▶ [Exercise]:
Go through the entries below and pick out every line with "Appel".

▶ [Input]:
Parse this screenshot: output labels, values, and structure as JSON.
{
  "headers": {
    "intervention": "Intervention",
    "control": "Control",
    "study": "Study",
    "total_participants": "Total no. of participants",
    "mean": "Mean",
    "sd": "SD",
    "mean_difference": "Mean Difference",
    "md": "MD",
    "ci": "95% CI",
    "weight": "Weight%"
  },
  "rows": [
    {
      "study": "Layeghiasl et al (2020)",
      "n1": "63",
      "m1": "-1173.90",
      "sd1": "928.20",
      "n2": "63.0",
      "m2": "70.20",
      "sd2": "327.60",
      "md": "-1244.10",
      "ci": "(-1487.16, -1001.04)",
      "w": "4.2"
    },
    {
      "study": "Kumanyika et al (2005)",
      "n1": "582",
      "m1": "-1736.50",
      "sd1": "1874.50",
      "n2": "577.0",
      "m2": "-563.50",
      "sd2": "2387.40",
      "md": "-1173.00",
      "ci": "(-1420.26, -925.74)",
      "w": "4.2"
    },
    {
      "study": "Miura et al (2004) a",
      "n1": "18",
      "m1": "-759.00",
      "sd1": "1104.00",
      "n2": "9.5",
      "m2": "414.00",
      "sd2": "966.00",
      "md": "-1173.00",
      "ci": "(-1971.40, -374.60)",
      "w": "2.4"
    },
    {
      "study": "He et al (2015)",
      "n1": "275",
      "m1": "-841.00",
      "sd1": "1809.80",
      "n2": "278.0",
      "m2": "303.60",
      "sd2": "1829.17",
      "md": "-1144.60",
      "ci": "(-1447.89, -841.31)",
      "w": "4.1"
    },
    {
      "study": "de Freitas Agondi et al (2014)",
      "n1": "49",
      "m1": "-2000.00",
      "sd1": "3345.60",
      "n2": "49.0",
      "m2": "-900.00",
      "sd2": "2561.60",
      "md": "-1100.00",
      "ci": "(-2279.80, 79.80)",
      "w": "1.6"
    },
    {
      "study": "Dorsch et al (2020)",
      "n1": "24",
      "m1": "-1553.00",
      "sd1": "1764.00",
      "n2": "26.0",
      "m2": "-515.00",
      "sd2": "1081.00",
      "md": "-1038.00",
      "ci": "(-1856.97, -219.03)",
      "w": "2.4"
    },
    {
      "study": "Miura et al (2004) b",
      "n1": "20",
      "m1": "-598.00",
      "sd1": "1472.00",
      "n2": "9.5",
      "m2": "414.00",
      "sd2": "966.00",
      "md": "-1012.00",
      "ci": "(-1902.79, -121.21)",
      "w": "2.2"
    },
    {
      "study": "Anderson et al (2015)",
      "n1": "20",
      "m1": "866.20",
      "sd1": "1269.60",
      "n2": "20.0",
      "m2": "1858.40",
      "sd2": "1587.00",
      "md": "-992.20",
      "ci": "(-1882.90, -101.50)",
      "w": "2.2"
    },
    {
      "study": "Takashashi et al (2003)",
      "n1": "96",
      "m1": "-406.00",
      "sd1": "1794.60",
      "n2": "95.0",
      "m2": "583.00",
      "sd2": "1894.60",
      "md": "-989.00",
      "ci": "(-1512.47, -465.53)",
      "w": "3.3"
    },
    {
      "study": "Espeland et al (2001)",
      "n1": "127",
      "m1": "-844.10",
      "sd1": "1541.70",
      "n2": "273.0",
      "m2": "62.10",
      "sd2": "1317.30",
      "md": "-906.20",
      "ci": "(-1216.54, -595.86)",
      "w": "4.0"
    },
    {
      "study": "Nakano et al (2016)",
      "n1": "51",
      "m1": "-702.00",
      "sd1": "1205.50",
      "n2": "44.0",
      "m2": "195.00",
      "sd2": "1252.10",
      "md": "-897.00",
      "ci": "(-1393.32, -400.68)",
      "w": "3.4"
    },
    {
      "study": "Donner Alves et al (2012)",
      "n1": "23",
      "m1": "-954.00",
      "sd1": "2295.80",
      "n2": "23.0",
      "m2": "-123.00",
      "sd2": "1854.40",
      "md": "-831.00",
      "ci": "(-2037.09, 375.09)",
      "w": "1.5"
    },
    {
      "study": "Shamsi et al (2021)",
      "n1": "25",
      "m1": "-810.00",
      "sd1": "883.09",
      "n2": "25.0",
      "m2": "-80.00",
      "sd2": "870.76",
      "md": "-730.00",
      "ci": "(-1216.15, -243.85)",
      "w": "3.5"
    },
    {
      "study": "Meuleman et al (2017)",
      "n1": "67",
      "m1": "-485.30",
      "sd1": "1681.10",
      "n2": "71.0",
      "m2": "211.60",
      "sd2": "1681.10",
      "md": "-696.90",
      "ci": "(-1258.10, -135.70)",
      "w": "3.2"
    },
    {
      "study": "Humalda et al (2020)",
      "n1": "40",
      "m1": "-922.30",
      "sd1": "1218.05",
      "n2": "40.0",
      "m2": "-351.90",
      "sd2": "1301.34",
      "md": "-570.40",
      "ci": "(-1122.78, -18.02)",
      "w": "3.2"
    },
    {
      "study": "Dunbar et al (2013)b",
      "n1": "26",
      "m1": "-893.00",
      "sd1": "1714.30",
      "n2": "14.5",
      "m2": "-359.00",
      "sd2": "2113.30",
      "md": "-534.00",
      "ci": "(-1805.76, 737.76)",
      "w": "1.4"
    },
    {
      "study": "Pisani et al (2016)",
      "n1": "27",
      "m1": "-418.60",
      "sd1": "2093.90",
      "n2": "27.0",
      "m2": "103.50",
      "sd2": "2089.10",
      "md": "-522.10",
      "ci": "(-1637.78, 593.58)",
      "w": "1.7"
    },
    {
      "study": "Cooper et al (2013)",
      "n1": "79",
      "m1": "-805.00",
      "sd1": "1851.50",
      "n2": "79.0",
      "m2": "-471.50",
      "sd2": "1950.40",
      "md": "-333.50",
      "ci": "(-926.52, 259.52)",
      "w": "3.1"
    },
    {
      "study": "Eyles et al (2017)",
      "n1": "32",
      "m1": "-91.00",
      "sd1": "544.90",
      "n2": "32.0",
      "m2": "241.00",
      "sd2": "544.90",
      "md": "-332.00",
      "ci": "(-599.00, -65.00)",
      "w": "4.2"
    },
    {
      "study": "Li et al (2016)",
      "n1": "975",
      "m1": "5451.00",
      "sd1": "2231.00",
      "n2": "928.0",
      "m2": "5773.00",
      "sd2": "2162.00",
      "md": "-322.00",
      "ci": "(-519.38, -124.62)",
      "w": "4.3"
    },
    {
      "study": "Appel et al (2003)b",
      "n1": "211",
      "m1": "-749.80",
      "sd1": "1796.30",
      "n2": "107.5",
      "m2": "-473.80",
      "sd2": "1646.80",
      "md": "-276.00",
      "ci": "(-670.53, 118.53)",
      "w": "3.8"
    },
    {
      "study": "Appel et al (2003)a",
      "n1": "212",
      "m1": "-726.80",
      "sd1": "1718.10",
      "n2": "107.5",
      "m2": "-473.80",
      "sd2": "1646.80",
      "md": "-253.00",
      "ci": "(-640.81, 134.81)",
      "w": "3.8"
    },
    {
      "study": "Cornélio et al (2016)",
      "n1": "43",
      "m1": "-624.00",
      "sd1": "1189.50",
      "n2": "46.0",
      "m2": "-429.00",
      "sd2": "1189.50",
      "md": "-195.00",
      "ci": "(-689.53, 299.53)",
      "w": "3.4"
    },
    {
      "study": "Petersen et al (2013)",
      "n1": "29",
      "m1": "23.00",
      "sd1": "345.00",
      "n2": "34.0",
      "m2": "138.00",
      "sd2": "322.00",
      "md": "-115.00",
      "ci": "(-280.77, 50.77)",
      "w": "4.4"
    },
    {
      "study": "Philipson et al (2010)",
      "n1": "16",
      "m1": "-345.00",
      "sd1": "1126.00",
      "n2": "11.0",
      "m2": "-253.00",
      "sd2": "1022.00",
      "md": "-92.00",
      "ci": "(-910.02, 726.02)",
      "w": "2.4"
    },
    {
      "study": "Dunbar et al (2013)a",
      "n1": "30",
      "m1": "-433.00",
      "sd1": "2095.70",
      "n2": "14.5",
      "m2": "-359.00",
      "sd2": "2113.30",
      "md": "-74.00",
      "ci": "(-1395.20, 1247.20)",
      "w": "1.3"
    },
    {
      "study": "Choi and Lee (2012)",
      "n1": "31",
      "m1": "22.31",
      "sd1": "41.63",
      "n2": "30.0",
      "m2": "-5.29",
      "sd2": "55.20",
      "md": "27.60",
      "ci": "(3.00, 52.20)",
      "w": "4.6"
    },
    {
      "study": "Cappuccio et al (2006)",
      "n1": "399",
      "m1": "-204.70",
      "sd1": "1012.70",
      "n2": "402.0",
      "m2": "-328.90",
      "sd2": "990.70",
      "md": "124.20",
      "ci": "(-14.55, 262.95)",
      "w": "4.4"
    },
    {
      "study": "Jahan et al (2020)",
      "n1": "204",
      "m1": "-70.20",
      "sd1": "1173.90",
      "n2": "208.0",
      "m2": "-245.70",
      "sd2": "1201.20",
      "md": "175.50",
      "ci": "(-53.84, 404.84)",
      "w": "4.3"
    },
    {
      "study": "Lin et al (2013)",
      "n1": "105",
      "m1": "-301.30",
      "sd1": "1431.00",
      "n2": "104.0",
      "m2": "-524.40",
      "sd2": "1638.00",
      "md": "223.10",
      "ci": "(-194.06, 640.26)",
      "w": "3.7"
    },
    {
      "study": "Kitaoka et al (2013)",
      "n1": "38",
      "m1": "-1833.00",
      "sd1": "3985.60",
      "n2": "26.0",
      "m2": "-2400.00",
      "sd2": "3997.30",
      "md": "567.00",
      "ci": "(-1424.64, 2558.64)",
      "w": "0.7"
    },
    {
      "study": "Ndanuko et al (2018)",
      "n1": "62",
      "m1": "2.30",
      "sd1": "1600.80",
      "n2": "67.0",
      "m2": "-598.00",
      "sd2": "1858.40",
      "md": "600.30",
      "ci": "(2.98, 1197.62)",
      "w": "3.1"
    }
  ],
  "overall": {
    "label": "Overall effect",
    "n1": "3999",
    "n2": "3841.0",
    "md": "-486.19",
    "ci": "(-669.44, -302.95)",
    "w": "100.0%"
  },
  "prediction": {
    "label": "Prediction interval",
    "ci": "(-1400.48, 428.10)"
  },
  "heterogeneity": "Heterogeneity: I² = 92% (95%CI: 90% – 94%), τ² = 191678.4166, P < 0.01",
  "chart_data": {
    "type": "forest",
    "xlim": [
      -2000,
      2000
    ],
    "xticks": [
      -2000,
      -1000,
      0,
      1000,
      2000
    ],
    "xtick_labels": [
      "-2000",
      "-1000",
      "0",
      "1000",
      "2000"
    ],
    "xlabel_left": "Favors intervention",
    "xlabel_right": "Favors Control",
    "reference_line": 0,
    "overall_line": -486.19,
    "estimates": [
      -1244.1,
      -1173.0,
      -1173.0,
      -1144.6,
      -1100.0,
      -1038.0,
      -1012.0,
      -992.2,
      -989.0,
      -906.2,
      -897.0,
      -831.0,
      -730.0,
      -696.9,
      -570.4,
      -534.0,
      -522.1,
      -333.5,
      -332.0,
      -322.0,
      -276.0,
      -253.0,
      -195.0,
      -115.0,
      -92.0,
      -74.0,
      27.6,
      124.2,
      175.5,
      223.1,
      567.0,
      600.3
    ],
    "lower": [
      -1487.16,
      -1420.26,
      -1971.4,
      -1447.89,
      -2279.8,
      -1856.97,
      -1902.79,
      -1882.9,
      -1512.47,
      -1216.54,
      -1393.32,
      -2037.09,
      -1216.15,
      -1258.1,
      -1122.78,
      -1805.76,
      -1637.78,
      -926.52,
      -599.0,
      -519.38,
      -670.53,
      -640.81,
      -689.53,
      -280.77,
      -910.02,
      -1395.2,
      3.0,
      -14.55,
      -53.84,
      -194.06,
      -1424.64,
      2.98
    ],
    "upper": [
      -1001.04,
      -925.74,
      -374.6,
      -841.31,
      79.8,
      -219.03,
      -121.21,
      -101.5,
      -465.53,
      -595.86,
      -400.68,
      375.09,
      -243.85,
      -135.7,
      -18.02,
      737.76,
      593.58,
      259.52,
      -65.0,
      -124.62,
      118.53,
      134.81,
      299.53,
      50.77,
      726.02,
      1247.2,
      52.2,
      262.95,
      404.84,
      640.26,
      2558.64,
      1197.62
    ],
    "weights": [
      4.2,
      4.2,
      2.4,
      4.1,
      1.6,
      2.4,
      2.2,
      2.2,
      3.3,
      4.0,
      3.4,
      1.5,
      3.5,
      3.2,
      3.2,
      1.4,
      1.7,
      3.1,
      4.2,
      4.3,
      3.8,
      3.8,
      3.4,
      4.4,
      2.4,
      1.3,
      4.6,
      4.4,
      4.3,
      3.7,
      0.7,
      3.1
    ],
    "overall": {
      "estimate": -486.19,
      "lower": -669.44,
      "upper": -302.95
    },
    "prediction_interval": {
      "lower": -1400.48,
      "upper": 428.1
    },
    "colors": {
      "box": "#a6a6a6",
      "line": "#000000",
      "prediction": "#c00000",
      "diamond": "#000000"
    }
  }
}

▶ [Response]:
      "study": "Appel et al (2003)b",
      "study": "Appel et al (2003)a",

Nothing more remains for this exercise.